Dataset items:
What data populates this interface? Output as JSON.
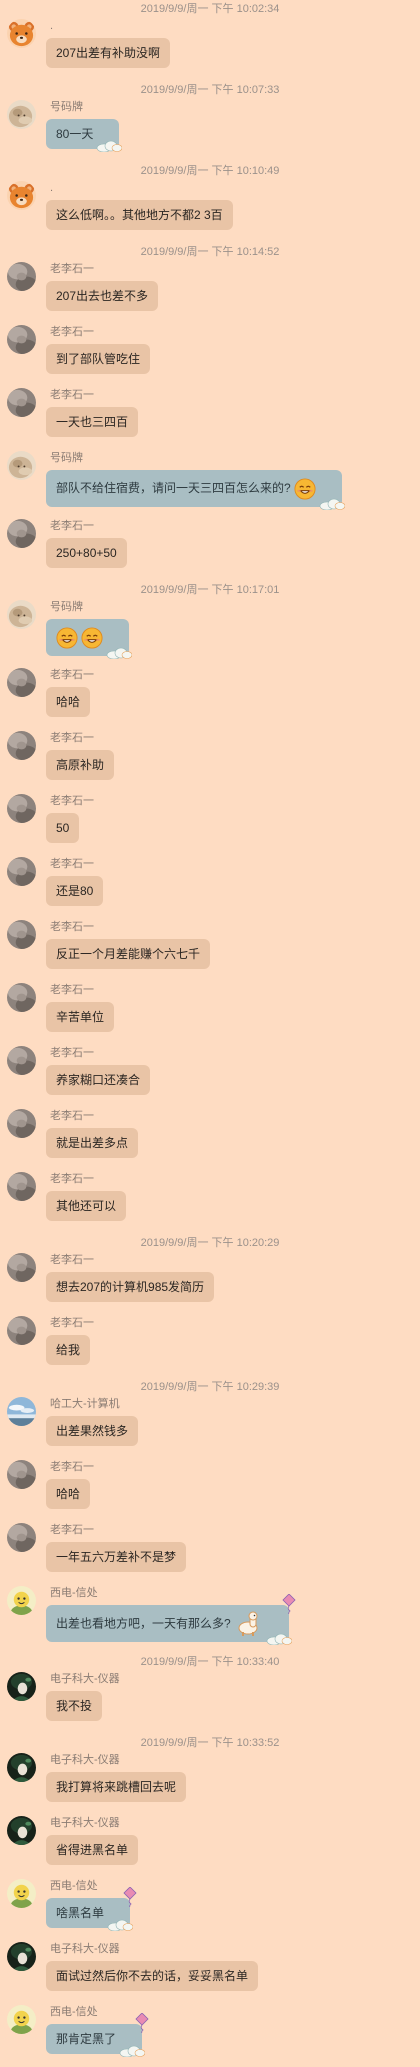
{
  "colors": {
    "background": "#fedcc2",
    "bubble": "#e9c4a6",
    "themed_bubble": "#a9bec3",
    "timestamp_text": "#9b918b",
    "sender_text": "#8a7c73"
  },
  "chat": {
    "items": [
      {
        "kind": "timestamp",
        "text": "2019/9/9/周一 下午 10:02:34"
      },
      {
        "kind": "message",
        "sender": ".",
        "avatar": "bear-avatar",
        "bubble": "plain",
        "text": "207出差有补助没啊"
      },
      {
        "kind": "timestamp",
        "text": "2019/9/9/周一 下午 10:07:33"
      },
      {
        "kind": "message",
        "sender": "号码牌",
        "avatar": "fluffy-dog-avatar",
        "bubble": "blue-cloud",
        "text": "80一天"
      },
      {
        "kind": "timestamp",
        "text": "2019/9/9/周一 下午 10:10:49"
      },
      {
        "kind": "message",
        "sender": ".",
        "avatar": "bear-avatar",
        "bubble": "plain",
        "text": "这么低啊。。其他地方不都2 3百"
      },
      {
        "kind": "timestamp",
        "text": "2019/9/9/周一 下午 10:14:52"
      },
      {
        "kind": "message",
        "sender": "老李石一",
        "avatar": "gray-photo-avatar",
        "bubble": "plain",
        "text": "207出去也差不多"
      },
      {
        "kind": "message",
        "sender": "老李石一",
        "avatar": "gray-photo-avatar",
        "bubble": "plain",
        "text": "到了部队管吃住"
      },
      {
        "kind": "message",
        "sender": "老李石一",
        "avatar": "gray-photo-avatar",
        "bubble": "plain",
        "text": "一天也三四百"
      },
      {
        "kind": "message",
        "sender": "号码牌",
        "avatar": "fluffy-dog-avatar",
        "bubble": "blue-cloud",
        "text": "部队不给住宿费，请问一天三四百怎么来的?",
        "emoji": [
          "smile-emoji-icon"
        ]
      },
      {
        "kind": "message",
        "sender": "老李石一",
        "avatar": "gray-photo-avatar",
        "bubble": "plain",
        "text": "250+80+50"
      },
      {
        "kind": "timestamp",
        "text": "2019/9/9/周一 下午 10:17:01"
      },
      {
        "kind": "message",
        "sender": "号码牌",
        "avatar": "fluffy-dog-avatar",
        "bubble": "blue-cloud",
        "emoji": [
          "smile-emoji-icon",
          "smile-emoji-icon"
        ]
      },
      {
        "kind": "message",
        "sender": "老李石一",
        "avatar": "gray-photo-avatar",
        "bubble": "plain",
        "text": "哈哈"
      },
      {
        "kind": "message",
        "sender": "老李石一",
        "avatar": "gray-photo-avatar",
        "bubble": "plain",
        "text": "高原补助"
      },
      {
        "kind": "message",
        "sender": "老李石一",
        "avatar": "gray-photo-avatar",
        "bubble": "plain",
        "text": "50"
      },
      {
        "kind": "message",
        "sender": "老李石一",
        "avatar": "gray-photo-avatar",
        "bubble": "plain",
        "text": "还是80"
      },
      {
        "kind": "message",
        "sender": "老李石一",
        "avatar": "gray-photo-avatar",
        "bubble": "plain",
        "text": "反正一个月差能赚个六七千"
      },
      {
        "kind": "message",
        "sender": "老李石一",
        "avatar": "gray-photo-avatar",
        "bubble": "plain",
        "text": "辛苦单位"
      },
      {
        "kind": "message",
        "sender": "老李石一",
        "avatar": "gray-photo-avatar",
        "bubble": "plain",
        "text": "养家糊口还凑合"
      },
      {
        "kind": "message",
        "sender": "老李石一",
        "avatar": "gray-photo-avatar",
        "bubble": "plain",
        "text": "就是出差多点"
      },
      {
        "kind": "message",
        "sender": "老李石一",
        "avatar": "gray-photo-avatar",
        "bubble": "plain",
        "text": "其他还可以"
      },
      {
        "kind": "timestamp",
        "text": "2019/9/9/周一 下午 10:20:29"
      },
      {
        "kind": "message",
        "sender": "老李石一",
        "avatar": "gray-photo-avatar",
        "bubble": "plain",
        "text": "想去207的计算机985发简历"
      },
      {
        "kind": "message",
        "sender": "老李石一",
        "avatar": "gray-photo-avatar",
        "bubble": "plain",
        "text": "给我"
      },
      {
        "kind": "timestamp",
        "text": "2019/9/9/周一 下午 10:29:39"
      },
      {
        "kind": "message",
        "sender": "哈工大-计算机",
        "avatar": "landscape-avatar",
        "bubble": "plain",
        "text": "出差果然钱多"
      },
      {
        "kind": "message",
        "sender": "老李石一",
        "avatar": "gray-photo-avatar",
        "bubble": "plain",
        "text": "哈哈"
      },
      {
        "kind": "message",
        "sender": "老李石一",
        "avatar": "gray-photo-avatar",
        "bubble": "plain",
        "text": "一年五六万差补不是梦"
      },
      {
        "kind": "message",
        "sender": "西电-信处",
        "avatar": "yellow-cartoon-avatar",
        "bubble": "blue-kite",
        "text": "出差也看地方吧，一天有那么多?",
        "sticker": "alpaca-sticker-icon"
      },
      {
        "kind": "timestamp",
        "text": "2019/9/9/周一 下午 10:33:40"
      },
      {
        "kind": "message",
        "sender": "电子科大-仪器",
        "avatar": "dark-anime-avatar",
        "bubble": "plain",
        "text": "我不投"
      },
      {
        "kind": "timestamp",
        "text": "2019/9/9/周一 下午 10:33:52"
      },
      {
        "kind": "message",
        "sender": "电子科大-仪器",
        "avatar": "dark-anime-avatar",
        "bubble": "plain",
        "text": "我打算将来跳槽回去呢"
      },
      {
        "kind": "message",
        "sender": "电子科大-仪器",
        "avatar": "dark-anime-avatar",
        "bubble": "plain",
        "text": "省得进黑名单"
      },
      {
        "kind": "message",
        "sender": "西电-信处",
        "avatar": "yellow-cartoon-avatar",
        "bubble": "blue-kite",
        "text": "啥黑名单"
      },
      {
        "kind": "message",
        "sender": "电子科大-仪器",
        "avatar": "dark-anime-avatar",
        "bubble": "plain",
        "text": "面试过然后你不去的话，妥妥黑名单"
      },
      {
        "kind": "message",
        "sender": "西电-信处",
        "avatar": "yellow-cartoon-avatar",
        "bubble": "blue-kite",
        "text": "那肯定黑了"
      }
    ]
  }
}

◆ WHAT YOU HAVE TO DO:
Your copy should match the records word for word, with the pictures removed.

◆ FULL SOLUTION:
What data populates this interface? Output as JSON.
{
  "colors": {
    "background": "#fedcc2",
    "bubble": "#e9c4a6",
    "themed_bubble": "#a9bec3",
    "timestamp_text": "#9b918b",
    "sender_text": "#8a7c73"
  },
  "chat": {
    "items": [
      {
        "kind": "timestamp",
        "text": "2019/9/9/周一 下午 10:02:34"
      },
      {
        "kind": "message",
        "sender": ".",
        "avatar": "bear-avatar",
        "bubble": "plain",
        "text": "207出差有补助没啊"
      },
      {
        "kind": "timestamp",
        "text": "2019/9/9/周一 下午 10:07:33"
      },
      {
        "kind": "message",
        "sender": "号码牌",
        "avatar": "fluffy-dog-avatar",
        "bubble": "blue-cloud",
        "text": "80一天"
      },
      {
        "kind": "timestamp",
        "text": "2019/9/9/周一 下午 10:10:49"
      },
      {
        "kind": "message",
        "sender": ".",
        "avatar": "bear-avatar",
        "bubble": "plain",
        "text": "这么低啊。。其他地方不都2 3百"
      },
      {
        "kind": "timestamp",
        "text": "2019/9/9/周一 下午 10:14:52"
      },
      {
        "kind": "message",
        "sender": "老李石一",
        "avatar": "gray-photo-avatar",
        "bubble": "plain",
        "text": "207出去也差不多"
      },
      {
        "kind": "message",
        "sender": "老李石一",
        "avatar": "gray-photo-avatar",
        "bubble": "plain",
        "text": "到了部队管吃住"
      },
      {
        "kind": "message",
        "sender": "老李石一",
        "avatar": "gray-photo-avatar",
        "bubble": "plain",
        "text": "一天也三四百"
      },
      {
        "kind": "message",
        "sender": "号码牌",
        "avatar": "fluffy-dog-avatar",
        "bubble": "blue-cloud",
        "text": "部队不给住宿费，请问一天三四百怎么来的?",
        "emoji": [
          "smile-emoji-icon"
        ]
      },
      {
        "kind": "message",
        "sender": "老李石一",
        "avatar": "gray-photo-avatar",
        "bubble": "plain",
        "text": "250+80+50"
      },
      {
        "kind": "timestamp",
        "text": "2019/9/9/周一 下午 10:17:01"
      },
      {
        "kind": "message",
        "sender": "号码牌",
        "avatar": "fluffy-dog-avatar",
        "bubble": "blue-cloud",
        "emoji": [
          "smile-emoji-icon",
          "smile-emoji-icon"
        ]
      },
      {
        "kind": "message",
        "sender": "老李石一",
        "avatar": "gray-photo-avatar",
        "bubble": "plain",
        "text": "哈哈"
      },
      {
        "kind": "message",
        "sender": "老李石一",
        "avatar": "gray-photo-avatar",
        "bubble": "plain",
        "text": "高原补助"
      },
      {
        "kind": "message",
        "sender": "老李石一",
        "avatar": "gray-photo-avatar",
        "bubble": "plain",
        "text": "50"
      },
      {
        "kind": "message",
        "sender": "老李石一",
        "avatar": "gray-photo-avatar",
        "bubble": "plain",
        "text": "还是80"
      },
      {
        "kind": "message",
        "sender": "老李石一",
        "avatar": "gray-photo-avatar",
        "bubble": "plain",
        "text": "反正一个月差能赚个六七千"
      },
      {
        "kind": "message",
        "sender": "老李石一",
        "avatar": "gray-photo-avatar",
        "bubble": "plain",
        "text": "辛苦单位"
      },
      {
        "kind": "message",
        "sender": "老李石一",
        "avatar": "gray-photo-avatar",
        "bubble": "plain",
        "text": "养家糊口还凑合"
      },
      {
        "kind": "message",
        "sender": "老李石一",
        "avatar": "gray-photo-avatar",
        "bubble": "plain",
        "text": "就是出差多点"
      },
      {
        "kind": "message",
        "sender": "老李石一",
        "avatar": "gray-photo-avatar",
        "bubble": "plain",
        "text": "其他还可以"
      },
      {
        "kind": "timestamp",
        "text": "2019/9/9/周一 下午 10:20:29"
      },
      {
        "kind": "message",
        "sender": "老李石一",
        "avatar": "gray-photo-avatar",
        "bubble": "plain",
        "text": "想去207的计算机985发简历"
      },
      {
        "kind": "message",
        "sender": "老李石一",
        "avatar": "gray-photo-avatar",
        "bubble": "plain",
        "text": "给我"
      },
      {
        "kind": "timestamp",
        "text": "2019/9/9/周一 下午 10:29:39"
      },
      {
        "kind": "message",
        "sender": "哈工大-计算机",
        "avatar": "landscape-avatar",
        "bubble": "plain",
        "text": "出差果然钱多"
      },
      {
        "kind": "message",
        "sender": "老李石一",
        "avatar": "gray-photo-avatar",
        "bubble": "plain",
        "text": "哈哈"
      },
      {
        "kind": "message",
        "sender": "老李石一",
        "avatar": "gray-photo-avatar",
        "bubble": "plain",
        "text": "一年五六万差补不是梦"
      },
      {
        "kind": "message",
        "sender": "西电-信处",
        "avatar": "yellow-cartoon-avatar",
        "bubble": "blue-kite",
        "text": "出差也看地方吧，一天有那么多?",
        "sticker": "alpaca-sticker-icon"
      },
      {
        "kind": "timestamp",
        "text": "2019/9/9/周一 下午 10:33:40"
      },
      {
        "kind": "message",
        "sender": "电子科大-仪器",
        "avatar": "dark-anime-avatar",
        "bubble": "plain",
        "text": "我不投"
      },
      {
        "kind": "timestamp",
        "text": "2019/9/9/周一 下午 10:33:52"
      },
      {
        "kind": "message",
        "sender": "电子科大-仪器",
        "avatar": "dark-anime-avatar",
        "bubble": "plain",
        "text": "我打算将来跳槽回去呢"
      },
      {
        "kind": "message",
        "sender": "电子科大-仪器",
        "avatar": "dark-anime-avatar",
        "bubble": "plain",
        "text": "省得进黑名单"
      },
      {
        "kind": "message",
        "sender": "西电-信处",
        "avatar": "yellow-cartoon-avatar",
        "bubble": "blue-kite",
        "text": "啥黑名单"
      },
      {
        "kind": "message",
        "sender": "电子科大-仪器",
        "avatar": "dark-anime-avatar",
        "bubble": "plain",
        "text": "面试过然后你不去的话，妥妥黑名单"
      },
      {
        "kind": "message",
        "sender": "西电-信处",
        "avatar": "yellow-cartoon-avatar",
        "bubble": "blue-kite",
        "text": "那肯定黑了"
      }
    ]
  }
}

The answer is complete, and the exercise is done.